--- Material supplied ---
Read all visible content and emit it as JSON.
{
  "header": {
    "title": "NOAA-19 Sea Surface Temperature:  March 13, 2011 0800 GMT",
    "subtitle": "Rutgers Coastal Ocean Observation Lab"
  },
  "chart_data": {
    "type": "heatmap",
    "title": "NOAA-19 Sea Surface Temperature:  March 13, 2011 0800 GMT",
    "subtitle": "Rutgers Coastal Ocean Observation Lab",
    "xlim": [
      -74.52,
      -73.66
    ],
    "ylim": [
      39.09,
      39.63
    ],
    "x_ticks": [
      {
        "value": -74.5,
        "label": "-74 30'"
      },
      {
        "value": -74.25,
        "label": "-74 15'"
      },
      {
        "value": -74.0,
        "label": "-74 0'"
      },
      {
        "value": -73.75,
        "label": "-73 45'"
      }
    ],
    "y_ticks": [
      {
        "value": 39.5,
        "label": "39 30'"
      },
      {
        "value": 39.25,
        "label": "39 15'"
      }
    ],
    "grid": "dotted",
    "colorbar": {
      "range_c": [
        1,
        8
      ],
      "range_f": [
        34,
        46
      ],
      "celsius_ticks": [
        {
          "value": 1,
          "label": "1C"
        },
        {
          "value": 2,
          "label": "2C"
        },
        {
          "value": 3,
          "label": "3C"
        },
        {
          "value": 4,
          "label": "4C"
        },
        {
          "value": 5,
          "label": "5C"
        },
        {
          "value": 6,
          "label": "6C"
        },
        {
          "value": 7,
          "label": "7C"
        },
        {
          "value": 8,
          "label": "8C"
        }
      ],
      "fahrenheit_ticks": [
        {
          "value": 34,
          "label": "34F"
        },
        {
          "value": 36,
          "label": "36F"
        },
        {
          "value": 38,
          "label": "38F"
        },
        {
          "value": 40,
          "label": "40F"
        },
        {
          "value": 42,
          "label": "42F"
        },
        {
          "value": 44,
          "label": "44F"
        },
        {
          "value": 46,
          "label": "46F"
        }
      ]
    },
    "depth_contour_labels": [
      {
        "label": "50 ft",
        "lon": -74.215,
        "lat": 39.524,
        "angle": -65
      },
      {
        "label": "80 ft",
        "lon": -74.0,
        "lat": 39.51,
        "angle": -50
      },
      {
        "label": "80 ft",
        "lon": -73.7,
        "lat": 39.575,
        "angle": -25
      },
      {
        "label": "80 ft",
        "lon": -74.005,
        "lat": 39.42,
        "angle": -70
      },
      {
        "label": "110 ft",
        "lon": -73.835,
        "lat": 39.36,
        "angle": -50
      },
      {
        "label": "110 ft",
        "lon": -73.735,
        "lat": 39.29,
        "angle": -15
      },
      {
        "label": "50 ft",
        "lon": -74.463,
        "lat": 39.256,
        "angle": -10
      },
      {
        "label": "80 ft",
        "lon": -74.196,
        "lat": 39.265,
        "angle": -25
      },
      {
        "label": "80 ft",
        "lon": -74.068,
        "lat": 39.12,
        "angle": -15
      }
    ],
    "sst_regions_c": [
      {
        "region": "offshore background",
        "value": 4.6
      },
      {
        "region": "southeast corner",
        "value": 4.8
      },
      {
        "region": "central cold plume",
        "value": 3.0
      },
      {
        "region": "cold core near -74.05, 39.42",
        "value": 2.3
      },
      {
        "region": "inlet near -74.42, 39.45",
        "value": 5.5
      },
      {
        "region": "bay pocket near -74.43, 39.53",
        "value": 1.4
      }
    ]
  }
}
---
Extract all of the data shown above and repeat it verbatim.

Read all visible content and emit it as JSON.
{
  "header": {
    "title": "NOAA-19 Sea Surface Temperature:  March 13, 2011 0800 GMT",
    "subtitle": "Rutgers Coastal Ocean Observation Lab"
  },
  "chart_data": {
    "type": "heatmap",
    "title": "NOAA-19 Sea Surface Temperature:  March 13, 2011 0800 GMT",
    "subtitle": "Rutgers Coastal Ocean Observation Lab",
    "xlim": [
      -74.52,
      -73.66
    ],
    "ylim": [
      39.09,
      39.63
    ],
    "x_ticks": [
      {
        "value": -74.5,
        "label": "-74 30'"
      },
      {
        "value": -74.25,
        "label": "-74 15'"
      },
      {
        "value": -74.0,
        "label": "-74 0'"
      },
      {
        "value": -73.75,
        "label": "-73 45'"
      }
    ],
    "y_ticks": [
      {
        "value": 39.5,
        "label": "39 30'"
      },
      {
        "value": 39.25,
        "label": "39 15'"
      }
    ],
    "grid": "dotted",
    "colorbar": {
      "range_c": [
        1,
        8
      ],
      "range_f": [
        34,
        46
      ],
      "celsius_ticks": [
        {
          "value": 1,
          "label": "1C"
        },
        {
          "value": 2,
          "label": "2C"
        },
        {
          "value": 3,
          "label": "3C"
        },
        {
          "value": 4,
          "label": "4C"
        },
        {
          "value": 5,
          "label": "5C"
        },
        {
          "value": 6,
          "label": "6C"
        },
        {
          "value": 7,
          "label": "7C"
        },
        {
          "value": 8,
          "label": "8C"
        }
      ],
      "fahrenheit_ticks": [
        {
          "value": 34,
          "label": "34F"
        },
        {
          "value": 36,
          "label": "36F"
        },
        {
          "value": 38,
          "label": "38F"
        },
        {
          "value": 40,
          "label": "40F"
        },
        {
          "value": 42,
          "label": "42F"
        },
        {
          "value": 44,
          "label": "44F"
        },
        {
          "value": 46,
          "label": "46F"
        }
      ]
    },
    "depth_contour_labels": [
      {
        "label": "50 ft",
        "lon": -74.215,
        "lat": 39.524,
        "angle": -65
      },
      {
        "label": "80 ft",
        "lon": -74.0,
        "lat": 39.51,
        "angle": -50
      },
      {
        "label": "80 ft",
        "lon": -73.7,
        "lat": 39.575,
        "angle": -25
      },
      {
        "label": "80 ft",
        "lon": -74.005,
        "lat": 39.42,
        "angle": -70
      },
      {
        "label": "110 ft",
        "lon": -73.835,
        "lat": 39.36,
        "angle": -50
      },
      {
        "label": "110 ft",
        "lon": -73.735,
        "lat": 39.29,
        "angle": -15
      },
      {
        "label": "50 ft",
        "lon": -74.463,
        "lat": 39.256,
        "angle": -10
      },
      {
        "label": "80 ft",
        "lon": -74.196,
        "lat": 39.265,
        "angle": -25
      },
      {
        "label": "80 ft",
        "lon": -74.068,
        "lat": 39.12,
        "angle": -15
      }
    ],
    "sst_regions_c": [
      {
        "region": "offshore background",
        "value": 4.6
      },
      {
        "region": "southeast corner",
        "value": 4.8
      },
      {
        "region": "central cold plume",
        "value": 3.0
      },
      {
        "region": "cold core near -74.05, 39.42",
        "value": 2.3
      },
      {
        "region": "inlet near -74.42, 39.45",
        "value": 5.5
      },
      {
        "region": "bay pocket near -74.43, 39.53",
        "value": 1.4
      }
    ]
  }
}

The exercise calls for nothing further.